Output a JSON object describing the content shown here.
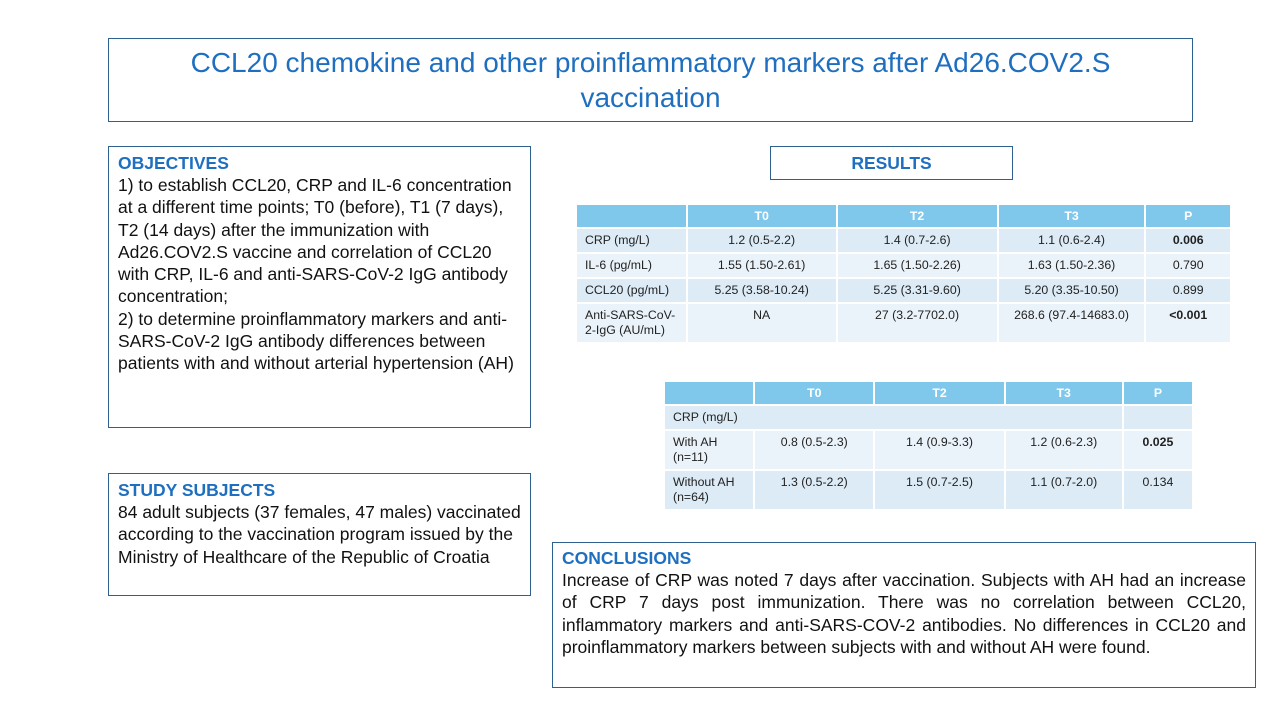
{
  "title": "CCL20 chemokine and other proinflammatory markers after Ad26.COV2.S vaccination",
  "objectives": {
    "heading": "OBJECTIVES",
    "text1": "1) to establish CCL20, CRP and IL-6 concentration at a different time points; T0 (before), T1 (7 days), T2 (14 days) after the immunization with Ad26.COV2.S vaccine and correlation of CCL20 with CRP, IL-6 and anti-SARS-CoV-2 IgG antibody concentration;",
    "text2": "2) to determine proinflammatory markers and anti-SARS-CoV-2 IgG antibody differences between patients with and without arterial hypertension (AH)"
  },
  "study_subjects": {
    "heading": "STUDY SUBJECTS",
    "text": "84 adult subjects (37 females, 47 males) vaccinated  according to the vaccination program issued by the Ministry of Healthcare of the Republic of Croatia"
  },
  "results": {
    "heading": "RESULTS"
  },
  "table1": {
    "headers": [
      "",
      "T0",
      "T2",
      "T3",
      "P"
    ],
    "rows": [
      {
        "label": "CRP  (mg/L)",
        "t0": "1.2 (0.5-2.2)",
        "t2": "1.4 (0.7-2.6)",
        "t3": "1.1 (0.6-2.4)",
        "p": "0.006"
      },
      {
        "label": "IL-6  (pg/mL)",
        "t0": "1.55 (1.50-2.61)",
        "t2": "1.65 (1.50-2.26)",
        "t3": "1.63 (1.50-2.36)",
        "p": "0.790"
      },
      {
        "label": "CCL20  (pg/mL)",
        "t0": "5.25 (3.58-10.24)",
        "t2": "5.25 (3.31-9.60)",
        "t3": "5.20 (3.35-10.50)",
        "p": "0.899"
      },
      {
        "label": "Anti-SARS-CoV-2-IgG (AU/mL)",
        "t0": "NA",
        "t2": "27 (3.2-7702.0)",
        "t3": "268.6 (97.4-14683.0)",
        "p": "<0.001"
      }
    ]
  },
  "table2": {
    "headers": [
      "",
      "T0",
      "T2",
      "T3",
      "P"
    ],
    "section_label": "CRP  (mg/L)",
    "rows": [
      {
        "label": "With AH (n=11)",
        "t0": "0.8 (0.5-2.3)",
        "t2": "1.4 (0.9-3.3)",
        "t3": "1.2 (0.6-2.3)",
        "p": "0.025"
      },
      {
        "label": "Without AH (n=64)",
        "t0": "1.3 (0.5-2.2)",
        "t2": "1.5 (0.7-2.5)",
        "t3": "1.1 (0.7-2.0)",
        "p": "0.134"
      }
    ]
  },
  "conclusions": {
    "heading": "CONCLUSIONS",
    "text": "Increase of CRP was noted 7 days after vaccination. Subjects with AH had an increase of CRP 7 days post immunization. There was no correlation between CCL20, inflammatory markers and anti-SARS-COV-2 antibodies. No differences in CCL20 and proinflammatory markers between subjects with and without AH were found."
  }
}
· · · · ·
Required action
Exactly as they appear above, write out all the entries, but not the images.

Response area
Output a JSON object describing the content shown here.
{
  "title": "CCL20 chemokine and other proinflammatory markers after Ad26.COV2.S vaccination",
  "objectives": {
    "heading": "OBJECTIVES",
    "text1": "1) to establish CCL20, CRP and IL-6 concentration at a different time points; T0 (before), T1 (7 days), T2 (14 days) after the immunization with Ad26.COV2.S vaccine and correlation of CCL20 with CRP, IL-6 and anti-SARS-CoV-2 IgG antibody concentration;",
    "text2": "2) to determine proinflammatory markers and anti-SARS-CoV-2 IgG antibody differences between patients with and without arterial hypertension (AH)"
  },
  "study_subjects": {
    "heading": "STUDY SUBJECTS",
    "text": "84 adult subjects (37 females, 47 males) vaccinated  according to the vaccination program issued by the Ministry of Healthcare of the Republic of Croatia"
  },
  "results": {
    "heading": "RESULTS"
  },
  "table1": {
    "headers": [
      "",
      "T0",
      "T2",
      "T3",
      "P"
    ],
    "rows": [
      {
        "label": "CRP  (mg/L)",
        "t0": "1.2 (0.5-2.2)",
        "t2": "1.4 (0.7-2.6)",
        "t3": "1.1 (0.6-2.4)",
        "p": "0.006"
      },
      {
        "label": "IL-6  (pg/mL)",
        "t0": "1.55 (1.50-2.61)",
        "t2": "1.65 (1.50-2.26)",
        "t3": "1.63 (1.50-2.36)",
        "p": "0.790"
      },
      {
        "label": "CCL20  (pg/mL)",
        "t0": "5.25 (3.58-10.24)",
        "t2": "5.25 (3.31-9.60)",
        "t3": "5.20 (3.35-10.50)",
        "p": "0.899"
      },
      {
        "label": "Anti-SARS-CoV-2-IgG (AU/mL)",
        "t0": "NA",
        "t2": "27 (3.2-7702.0)",
        "t3": "268.6 (97.4-14683.0)",
        "p": "<0.001"
      }
    ]
  },
  "table2": {
    "headers": [
      "",
      "T0",
      "T2",
      "T3",
      "P"
    ],
    "section_label": "CRP  (mg/L)",
    "rows": [
      {
        "label": "With AH (n=11)",
        "t0": "0.8 (0.5-2.3)",
        "t2": "1.4 (0.9-3.3)",
        "t3": "1.2 (0.6-2.3)",
        "p": "0.025"
      },
      {
        "label": "Without AH (n=64)",
        "t0": "1.3 (0.5-2.2)",
        "t2": "1.5 (0.7-2.5)",
        "t3": "1.1 (0.7-2.0)",
        "p": "0.134"
      }
    ]
  },
  "conclusions": {
    "heading": "CONCLUSIONS",
    "text": "Increase of CRP was noted 7 days after vaccination. Subjects with AH had an increase of CRP 7 days post immunization. There was no correlation between CCL20, inflammatory markers and anti-SARS-COV-2 antibodies. No differences in CCL20 and proinflammatory markers between subjects with and without AH were found."
  }
}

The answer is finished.